**GIVEN PROBLEM**
Write out all of the entries exactly, please.

**THE RECORDS**
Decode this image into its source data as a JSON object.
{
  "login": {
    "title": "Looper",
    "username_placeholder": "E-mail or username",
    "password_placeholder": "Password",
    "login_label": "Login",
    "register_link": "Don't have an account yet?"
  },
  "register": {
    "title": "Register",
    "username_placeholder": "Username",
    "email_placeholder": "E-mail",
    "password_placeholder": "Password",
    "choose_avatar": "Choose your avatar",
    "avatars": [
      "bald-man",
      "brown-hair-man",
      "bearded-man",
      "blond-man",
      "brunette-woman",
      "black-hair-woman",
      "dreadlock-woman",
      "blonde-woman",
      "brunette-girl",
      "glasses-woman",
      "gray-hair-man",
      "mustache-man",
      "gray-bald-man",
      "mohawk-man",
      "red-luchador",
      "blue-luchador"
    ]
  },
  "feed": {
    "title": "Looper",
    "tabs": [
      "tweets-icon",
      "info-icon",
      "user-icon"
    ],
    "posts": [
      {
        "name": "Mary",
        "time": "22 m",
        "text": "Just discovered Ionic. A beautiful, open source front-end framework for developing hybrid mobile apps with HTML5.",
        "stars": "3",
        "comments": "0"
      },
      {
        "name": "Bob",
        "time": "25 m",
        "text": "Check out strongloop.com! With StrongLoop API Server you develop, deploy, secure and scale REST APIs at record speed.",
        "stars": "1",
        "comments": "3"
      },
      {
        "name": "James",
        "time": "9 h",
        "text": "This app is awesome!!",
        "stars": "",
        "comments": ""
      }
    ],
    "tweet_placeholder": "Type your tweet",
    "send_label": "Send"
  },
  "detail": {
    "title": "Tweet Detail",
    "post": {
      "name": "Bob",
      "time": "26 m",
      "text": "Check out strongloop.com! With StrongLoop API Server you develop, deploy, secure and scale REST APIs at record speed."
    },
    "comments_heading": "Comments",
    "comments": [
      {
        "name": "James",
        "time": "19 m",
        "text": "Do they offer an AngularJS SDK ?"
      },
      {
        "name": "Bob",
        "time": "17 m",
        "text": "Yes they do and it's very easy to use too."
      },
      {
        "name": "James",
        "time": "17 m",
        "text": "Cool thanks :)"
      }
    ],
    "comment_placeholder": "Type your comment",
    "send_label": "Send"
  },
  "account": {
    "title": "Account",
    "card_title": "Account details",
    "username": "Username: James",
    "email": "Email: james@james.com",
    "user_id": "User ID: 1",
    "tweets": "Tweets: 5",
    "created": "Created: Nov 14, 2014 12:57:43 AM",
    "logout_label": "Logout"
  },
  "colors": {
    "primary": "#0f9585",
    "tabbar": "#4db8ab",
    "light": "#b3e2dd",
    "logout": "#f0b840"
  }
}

**SOLUTION FOR THIS TASK**
Decode this image into its source data as a JSON object.
{
  "login": {
    "title": "Looper",
    "username_placeholder": "E-mail or username",
    "password_placeholder": "Password",
    "login_label": "Login",
    "register_link": "Don't have an account yet?"
  },
  "register": {
    "title": "Register",
    "username_placeholder": "Username",
    "email_placeholder": "E-mail",
    "password_placeholder": "Password",
    "choose_avatar": "Choose your avatar",
    "avatars": [
      "bald-man",
      "brown-hair-man",
      "bearded-man",
      "blond-man",
      "brunette-woman",
      "black-hair-woman",
      "dreadlock-woman",
      "blonde-woman",
      "brunette-girl",
      "glasses-woman",
      "gray-hair-man",
      "mustache-man",
      "gray-bald-man",
      "mohawk-man",
      "red-luchador",
      "blue-luchador"
    ]
  },
  "feed": {
    "title": "Looper",
    "tabs": [
      "tweets-icon",
      "info-icon",
      "user-icon"
    ],
    "posts": [
      {
        "name": "Mary",
        "time": "22 m",
        "text": "Just discovered Ionic. A beautiful, open source front-end framework for developing hybrid mobile apps with HTML5.",
        "stars": "3",
        "comments": "0"
      },
      {
        "name": "Bob",
        "time": "25 m",
        "text": "Check out strongloop.com! With StrongLoop API Server you develop, deploy, secure and scale REST APIs at record speed.",
        "stars": "1",
        "comments": "3"
      },
      {
        "name": "James",
        "time": "9 h",
        "text": "This app is awesome!!",
        "stars": "",
        "comments": ""
      }
    ],
    "tweet_placeholder": "Type your tweet",
    "send_label": "Send"
  },
  "detail": {
    "title": "Tweet Detail",
    "post": {
      "name": "Bob",
      "time": "26 m",
      "text": "Check out strongloop.com! With StrongLoop API Server you develop, deploy, secure and scale REST APIs at record speed."
    },
    "comments_heading": "Comments",
    "comments": [
      {
        "name": "James",
        "time": "19 m",
        "text": "Do they offer an AngularJS SDK ?"
      },
      {
        "name": "Bob",
        "time": "17 m",
        "text": "Yes they do and it's very easy to use too."
      },
      {
        "name": "James",
        "time": "17 m",
        "text": "Cool thanks :)"
      }
    ],
    "comment_placeholder": "Type your comment",
    "send_label": "Send"
  },
  "account": {
    "title": "Account",
    "card_title": "Account details",
    "username": "Username: James",
    "email": "Email: james@james.com",
    "user_id": "User ID: 1",
    "tweets": "Tweets: 5",
    "created": "Created: Nov 14, 2014 12:57:43 AM",
    "logout_label": "Logout"
  },
  "colors": {
    "primary": "#0f9585",
    "tabbar": "#4db8ab",
    "light": "#b3e2dd",
    "logout": "#f0b840"
  }
}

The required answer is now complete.